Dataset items
↓↓↓

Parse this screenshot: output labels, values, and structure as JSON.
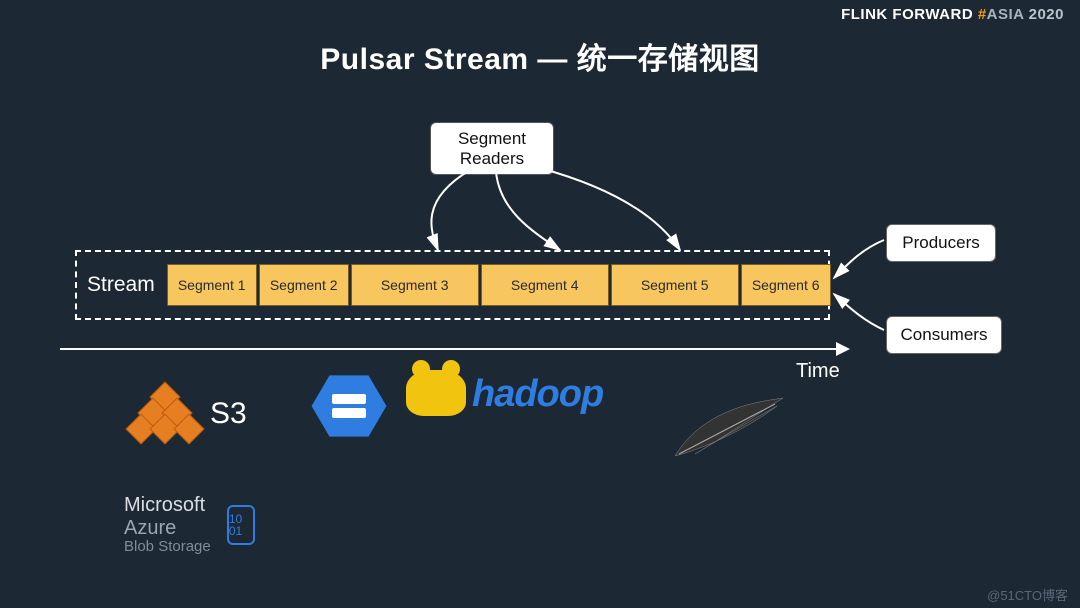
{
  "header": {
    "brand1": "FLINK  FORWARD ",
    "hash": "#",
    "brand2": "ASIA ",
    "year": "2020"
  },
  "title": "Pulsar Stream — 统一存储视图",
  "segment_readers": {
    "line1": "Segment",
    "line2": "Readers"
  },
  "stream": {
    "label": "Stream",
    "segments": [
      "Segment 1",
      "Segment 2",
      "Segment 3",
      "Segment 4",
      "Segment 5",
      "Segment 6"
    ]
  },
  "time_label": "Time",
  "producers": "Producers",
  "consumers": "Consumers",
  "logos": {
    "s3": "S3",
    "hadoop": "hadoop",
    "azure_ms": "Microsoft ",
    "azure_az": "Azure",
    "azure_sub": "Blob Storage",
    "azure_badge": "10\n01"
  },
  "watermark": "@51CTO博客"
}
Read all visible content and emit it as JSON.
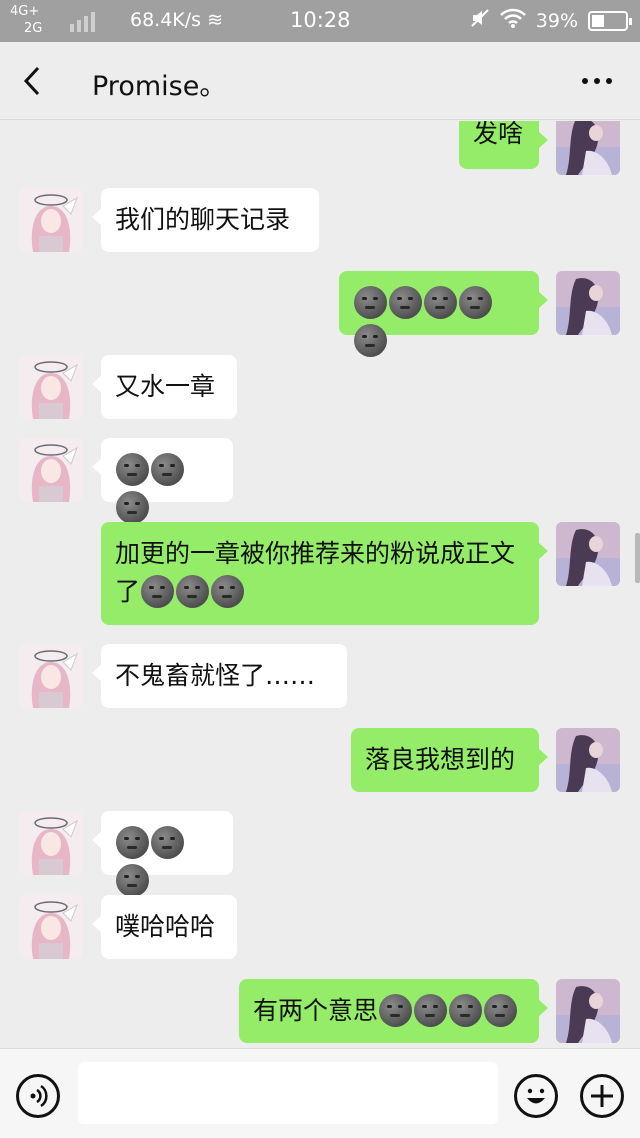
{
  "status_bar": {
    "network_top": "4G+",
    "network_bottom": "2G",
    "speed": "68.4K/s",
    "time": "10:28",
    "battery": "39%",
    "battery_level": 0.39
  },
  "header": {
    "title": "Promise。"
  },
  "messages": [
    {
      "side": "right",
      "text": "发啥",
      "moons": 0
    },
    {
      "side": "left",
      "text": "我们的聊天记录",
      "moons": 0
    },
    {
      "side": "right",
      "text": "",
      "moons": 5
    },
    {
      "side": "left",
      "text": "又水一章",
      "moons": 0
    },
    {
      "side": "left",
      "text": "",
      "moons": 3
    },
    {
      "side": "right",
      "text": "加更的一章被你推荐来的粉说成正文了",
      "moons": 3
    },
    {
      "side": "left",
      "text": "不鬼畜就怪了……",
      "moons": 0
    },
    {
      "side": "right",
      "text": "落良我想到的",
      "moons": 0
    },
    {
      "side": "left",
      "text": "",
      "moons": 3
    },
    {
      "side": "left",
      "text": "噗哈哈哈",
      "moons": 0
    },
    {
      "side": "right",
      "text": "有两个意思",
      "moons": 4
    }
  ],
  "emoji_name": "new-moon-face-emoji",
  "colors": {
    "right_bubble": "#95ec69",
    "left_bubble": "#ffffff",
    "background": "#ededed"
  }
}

↑↑↑

§ **REQUIRED WORK**
Which lines in the data above contain "text"? Show each one.

§ **FULL RESPONSE**
      "text": "发啥",
      "text": "我们的聊天记录",
      "text": "",
      "text": "又水一章",
      "text": "",
      "text": "加更的一章被你推荐来的粉说成正文了",
      "text": "不鬼畜就怪了……",
      "text": "落良我想到的",
      "text": "",
      "text": "噗哈哈哈",
      "text": "有两个意思",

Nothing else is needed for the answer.